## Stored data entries
* * *

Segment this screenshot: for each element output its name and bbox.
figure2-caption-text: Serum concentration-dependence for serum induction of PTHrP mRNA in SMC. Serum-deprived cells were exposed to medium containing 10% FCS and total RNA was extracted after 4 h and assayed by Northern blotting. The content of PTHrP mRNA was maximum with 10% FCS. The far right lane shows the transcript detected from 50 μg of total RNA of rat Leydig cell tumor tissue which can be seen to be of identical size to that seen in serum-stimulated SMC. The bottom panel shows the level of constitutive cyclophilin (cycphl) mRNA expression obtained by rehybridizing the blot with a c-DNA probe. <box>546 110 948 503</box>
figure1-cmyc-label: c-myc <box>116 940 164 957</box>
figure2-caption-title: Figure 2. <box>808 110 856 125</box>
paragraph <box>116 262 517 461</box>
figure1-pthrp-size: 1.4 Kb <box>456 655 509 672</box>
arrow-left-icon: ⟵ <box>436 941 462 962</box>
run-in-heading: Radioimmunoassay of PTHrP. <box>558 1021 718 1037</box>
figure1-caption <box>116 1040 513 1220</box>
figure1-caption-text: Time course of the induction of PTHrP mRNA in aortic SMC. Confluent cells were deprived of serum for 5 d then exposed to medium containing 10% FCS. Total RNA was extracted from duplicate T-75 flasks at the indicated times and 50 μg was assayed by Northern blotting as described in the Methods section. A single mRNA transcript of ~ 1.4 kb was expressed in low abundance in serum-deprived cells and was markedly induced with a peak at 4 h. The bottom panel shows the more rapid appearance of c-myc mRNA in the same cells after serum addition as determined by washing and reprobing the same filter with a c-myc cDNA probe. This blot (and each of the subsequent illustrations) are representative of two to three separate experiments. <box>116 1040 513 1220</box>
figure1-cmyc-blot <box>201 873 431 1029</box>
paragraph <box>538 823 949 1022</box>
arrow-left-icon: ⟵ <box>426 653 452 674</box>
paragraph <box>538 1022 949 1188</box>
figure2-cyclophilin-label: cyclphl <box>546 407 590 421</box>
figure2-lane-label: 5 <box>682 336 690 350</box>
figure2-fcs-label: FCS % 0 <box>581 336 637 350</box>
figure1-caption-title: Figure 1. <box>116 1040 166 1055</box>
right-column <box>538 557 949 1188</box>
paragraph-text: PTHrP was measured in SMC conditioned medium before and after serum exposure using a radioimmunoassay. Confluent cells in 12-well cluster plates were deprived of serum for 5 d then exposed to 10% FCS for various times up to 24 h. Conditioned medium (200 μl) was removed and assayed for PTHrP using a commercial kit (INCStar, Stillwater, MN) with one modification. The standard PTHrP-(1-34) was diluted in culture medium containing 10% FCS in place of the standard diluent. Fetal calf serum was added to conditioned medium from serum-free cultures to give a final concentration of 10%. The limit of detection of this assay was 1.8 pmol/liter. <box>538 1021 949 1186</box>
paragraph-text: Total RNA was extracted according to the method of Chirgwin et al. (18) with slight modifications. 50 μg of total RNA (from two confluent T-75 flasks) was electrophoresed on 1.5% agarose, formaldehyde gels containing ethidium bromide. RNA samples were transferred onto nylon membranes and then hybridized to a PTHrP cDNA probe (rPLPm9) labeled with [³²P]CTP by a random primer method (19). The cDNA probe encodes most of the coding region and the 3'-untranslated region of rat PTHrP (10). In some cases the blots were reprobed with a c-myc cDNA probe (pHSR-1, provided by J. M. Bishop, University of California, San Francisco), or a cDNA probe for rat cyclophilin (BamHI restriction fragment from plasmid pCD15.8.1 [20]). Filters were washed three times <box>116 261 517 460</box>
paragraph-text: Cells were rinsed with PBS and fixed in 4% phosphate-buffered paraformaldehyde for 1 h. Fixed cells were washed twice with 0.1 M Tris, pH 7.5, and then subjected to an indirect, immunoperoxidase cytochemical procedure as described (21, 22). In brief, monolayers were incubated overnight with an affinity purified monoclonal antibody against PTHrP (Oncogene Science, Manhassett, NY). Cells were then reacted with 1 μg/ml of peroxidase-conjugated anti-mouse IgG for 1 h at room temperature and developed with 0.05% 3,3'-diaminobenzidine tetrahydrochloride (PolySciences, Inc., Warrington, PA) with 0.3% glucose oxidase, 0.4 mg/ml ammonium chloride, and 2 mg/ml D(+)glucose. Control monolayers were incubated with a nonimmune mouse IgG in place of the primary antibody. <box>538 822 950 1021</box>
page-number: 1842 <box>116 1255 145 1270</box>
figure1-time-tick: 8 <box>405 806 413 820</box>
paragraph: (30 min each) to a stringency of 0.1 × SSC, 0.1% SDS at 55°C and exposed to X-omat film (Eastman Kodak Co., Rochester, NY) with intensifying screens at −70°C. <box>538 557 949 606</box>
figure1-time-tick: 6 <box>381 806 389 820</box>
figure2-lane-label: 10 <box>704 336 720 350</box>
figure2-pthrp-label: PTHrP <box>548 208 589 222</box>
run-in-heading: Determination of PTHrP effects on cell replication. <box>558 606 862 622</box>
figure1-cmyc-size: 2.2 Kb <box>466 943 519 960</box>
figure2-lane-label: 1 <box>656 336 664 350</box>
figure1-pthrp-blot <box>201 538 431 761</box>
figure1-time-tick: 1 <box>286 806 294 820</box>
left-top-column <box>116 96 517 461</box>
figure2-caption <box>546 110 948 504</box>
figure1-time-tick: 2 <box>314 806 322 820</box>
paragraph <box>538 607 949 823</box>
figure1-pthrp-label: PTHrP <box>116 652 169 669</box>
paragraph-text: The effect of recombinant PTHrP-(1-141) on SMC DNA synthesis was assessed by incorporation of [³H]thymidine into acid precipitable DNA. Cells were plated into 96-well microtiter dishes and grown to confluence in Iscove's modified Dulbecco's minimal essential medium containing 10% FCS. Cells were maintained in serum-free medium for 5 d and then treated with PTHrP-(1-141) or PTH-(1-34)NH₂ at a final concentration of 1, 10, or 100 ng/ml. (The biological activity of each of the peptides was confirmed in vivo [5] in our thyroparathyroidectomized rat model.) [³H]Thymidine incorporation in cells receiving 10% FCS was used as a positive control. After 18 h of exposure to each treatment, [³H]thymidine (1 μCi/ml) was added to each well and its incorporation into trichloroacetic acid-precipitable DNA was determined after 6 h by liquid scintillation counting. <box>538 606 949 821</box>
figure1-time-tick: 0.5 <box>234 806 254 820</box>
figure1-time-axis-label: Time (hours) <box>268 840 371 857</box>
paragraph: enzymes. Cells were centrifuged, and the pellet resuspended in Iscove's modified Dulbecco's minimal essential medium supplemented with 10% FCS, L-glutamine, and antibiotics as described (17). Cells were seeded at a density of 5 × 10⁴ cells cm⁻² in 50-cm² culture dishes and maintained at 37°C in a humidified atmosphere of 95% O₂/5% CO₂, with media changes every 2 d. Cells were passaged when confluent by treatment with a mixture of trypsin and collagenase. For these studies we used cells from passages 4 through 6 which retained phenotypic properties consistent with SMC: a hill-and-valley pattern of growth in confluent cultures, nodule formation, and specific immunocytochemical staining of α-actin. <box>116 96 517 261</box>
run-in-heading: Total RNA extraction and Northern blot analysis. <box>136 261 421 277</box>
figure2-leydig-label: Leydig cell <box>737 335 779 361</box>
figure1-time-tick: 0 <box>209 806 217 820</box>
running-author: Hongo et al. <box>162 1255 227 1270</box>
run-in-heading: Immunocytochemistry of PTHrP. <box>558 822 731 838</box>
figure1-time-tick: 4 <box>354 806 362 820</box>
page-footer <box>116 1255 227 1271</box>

* * *

## Aim of the exercise
Could you reproduce all of the entries exactly as they appear?

## Response
Segment this screenshot: for each element output its name and bbox.
figure2-caption-text: Serum concentration-dependence for serum induction of PTHrP mRNA in SMC. Serum-deprived cells were exposed to medium containing 10% FCS and total RNA was extracted after 4 h and assayed by Northern blotting. The content of PTHrP mRNA was maximum with 10% FCS. The far right lane shows the transcript detected from 50 μg of total RNA of rat Leydig cell tumor tissue which can be seen to be of identical size to that seen in serum-stimulated SMC. The bottom panel shows the level of constitutive cyclophilin (cycphl) mRNA expression obtained by rehybridizing the blot with a c-DNA probe. <box>546 110 948 503</box>
figure1-cmyc-label: c-myc <box>116 940 164 957</box>
figure2-caption-title: Figure 2. <box>808 110 856 125</box>
paragraph <box>116 262 517 461</box>
figure1-pthrp-size: 1.4 Kb <box>456 655 509 672</box>
arrow-left-icon: ⟵ <box>436 941 462 962</box>
run-in-heading: Radioimmunoassay of PTHrP. <box>558 1021 718 1037</box>
figure1-caption <box>116 1040 513 1220</box>
figure1-caption-text: Time course of the induction of PTHrP mRNA in aortic SMC. Confluent cells were deprived of serum for 5 d then exposed to medium containing 10% FCS. Total RNA was extracted from duplicate T-75 flasks at the indicated times and 50 μg was assayed by Northern blotting as described in the Methods section. A single mRNA transcript of ~ 1.4 kb was expressed in low abundance in serum-deprived cells and was markedly induced with a peak at 4 h. The bottom panel shows the more rapid appearance of c-myc mRNA in the same cells after serum addition as determined by washing and reprobing the same filter with a c-myc cDNA probe. This blot (and each of the subsequent illustrations) are representative of two to three separate experiments. <box>116 1040 513 1220</box>
figure1-cmyc-blot <box>201 873 431 1029</box>
paragraph <box>538 823 949 1022</box>
arrow-left-icon: ⟵ <box>426 653 452 674</box>
paragraph <box>538 1022 949 1188</box>
figure2-cyclophilin-label: cyclphl <box>546 407 590 421</box>
figure2-lane-label: 5 <box>682 336 690 350</box>
figure2-fcs-label: FCS % 0 <box>581 336 637 350</box>
figure1-caption-title: Figure 1. <box>116 1040 166 1055</box>
right-column <box>538 557 949 1188</box>
paragraph-text: PTHrP was measured in SMC conditioned medium before and after serum exposure using a radioimmunoassay. Confluent cells in 12-well cluster plates were deprived of serum for 5 d then exposed to 10% FCS for various times up to 24 h. Conditioned medium (200 μl) was removed and assayed for PTHrP using a commercial kit (INCStar, Stillwater, MN) with one modification. The standard PTHrP-(1-34) was diluted in culture medium containing 10% FCS in place of the standard diluent. Fetal calf serum was added to conditioned medium from serum-free cultures to give a final concentration of 10%. The limit of detection of this assay was 1.8 pmol/liter. <box>538 1021 949 1186</box>
paragraph-text: Total RNA was extracted according to the method of Chirgwin et al. (18) with slight modifications. 50 μg of total RNA (from two confluent T-75 flasks) was electrophoresed on 1.5% agarose, formaldehyde gels containing ethidium bromide. RNA samples were transferred onto nylon membranes and then hybridized to a PTHrP cDNA probe (rPLPm9) labeled with [³²P]CTP by a random primer method (19). The cDNA probe encodes most of the coding region and the 3'-untranslated region of rat PTHrP (10). In some cases the blots were reprobed with a c-myc cDNA probe (pHSR-1, provided by J. M. Bishop, University of California, San Francisco), or a cDNA probe for rat cyclophilin (BamHI restriction fragment from plasmid pCD15.8.1 [20]). Filters were washed three times <box>116 261 517 460</box>
paragraph-text: Cells were rinsed with PBS and fixed in 4% phosphate-buffered paraformaldehyde for 1 h. Fixed cells were washed twice with 0.1 M Tris, pH 7.5, and then subjected to an indirect, immunoperoxidase cytochemical procedure as described (21, 22). In brief, monolayers were incubated overnight with an affinity purified monoclonal antibody against PTHrP (Oncogene Science, Manhassett, NY). Cells were then reacted with 1 μg/ml of peroxidase-conjugated anti-mouse IgG for 1 h at room temperature and developed with 0.05% 3,3'-diaminobenzidine tetrahydrochloride (PolySciences, Inc., Warrington, PA) with 0.3% glucose oxidase, 0.4 mg/ml ammonium chloride, and 2 mg/ml D(+)glucose. Control monolayers were incubated with a nonimmune mouse IgG in place of the primary antibody. <box>538 822 950 1021</box>
page-number: 1842 <box>116 1255 145 1270</box>
figure1-time-tick: 8 <box>405 806 413 820</box>
paragraph: (30 min each) to a stringency of 0.1 × SSC, 0.1% SDS at 55°C and exposed to X-omat film (Eastman Kodak Co., Rochester, NY) with intensifying screens at −70°C. <box>538 557 949 606</box>
figure1-time-tick: 6 <box>381 806 389 820</box>
figure2-lane-label: 10 <box>704 336 720 350</box>
figure2-pthrp-label: PTHrP <box>548 208 589 222</box>
run-in-heading: Determination of PTHrP effects on cell replication. <box>558 606 862 622</box>
figure1-cmyc-size: 2.2 Kb <box>466 943 519 960</box>
figure2-lane-label: 1 <box>656 336 664 350</box>
figure1-pthrp-blot <box>201 538 431 761</box>
figure1-time-tick: 1 <box>286 806 294 820</box>
left-top-column <box>116 96 517 461</box>
figure2-caption <box>546 110 948 504</box>
figure1-time-tick: 2 <box>314 806 322 820</box>
paragraph <box>538 607 949 823</box>
figure1-pthrp-label: PTHrP <box>116 652 169 669</box>
paragraph-text: The effect of recombinant PTHrP-(1-141) on SMC DNA synthesis was assessed by incorporation of [³H]thymidine into acid precipitable DNA. Cells were plated into 96-well microtiter dishes and grown to confluence in Iscove's modified Dulbecco's minimal essential medium containing 10% FCS. Cells were maintained in serum-free medium for 5 d and then treated with PTHrP-(1-141) or PTH-(1-34)NH₂ at a final concentration of 1, 10, or 100 ng/ml. (The biological activity of each of the peptides was confirmed in vivo [5] in our thyroparathyroidectomized rat model.) [³H]Thymidine incorporation in cells receiving 10% FCS was used as a positive control. After 18 h of exposure to each treatment, [³H]thymidine (1 μCi/ml) was added to each well and its incorporation into trichloroacetic acid-precipitable DNA was determined after 6 h by liquid scintillation counting. <box>538 606 949 821</box>
figure1-time-tick: 0.5 <box>234 806 254 820</box>
figure1-time-axis-label: Time (hours) <box>268 840 371 857</box>
paragraph: enzymes. Cells were centrifuged, and the pellet resuspended in Iscove's modified Dulbecco's minimal essential medium supplemented with 10% FCS, L-glutamine, and antibiotics as described (17). Cells were seeded at a density of 5 × 10⁴ cells cm⁻² in 50-cm² culture dishes and maintained at 37°C in a humidified atmosphere of 95% O₂/5% CO₂, with media changes every 2 d. Cells were passaged when confluent by treatment with a mixture of trypsin and collagenase. For these studies we used cells from passages 4 through 6 which retained phenotypic properties consistent with SMC: a hill-and-valley pattern of growth in confluent cultures, nodule formation, and specific immunocytochemical staining of α-actin. <box>116 96 517 261</box>
run-in-heading: Total RNA extraction and Northern blot analysis. <box>136 261 421 277</box>
figure2-leydig-label: Leydig cell <box>737 335 779 361</box>
figure1-time-tick: 0 <box>209 806 217 820</box>
running-author: Hongo et al. <box>162 1255 227 1270</box>
run-in-heading: Immunocytochemistry of PTHrP. <box>558 822 731 838</box>
figure1-time-tick: 4 <box>354 806 362 820</box>
page-footer <box>116 1255 227 1271</box>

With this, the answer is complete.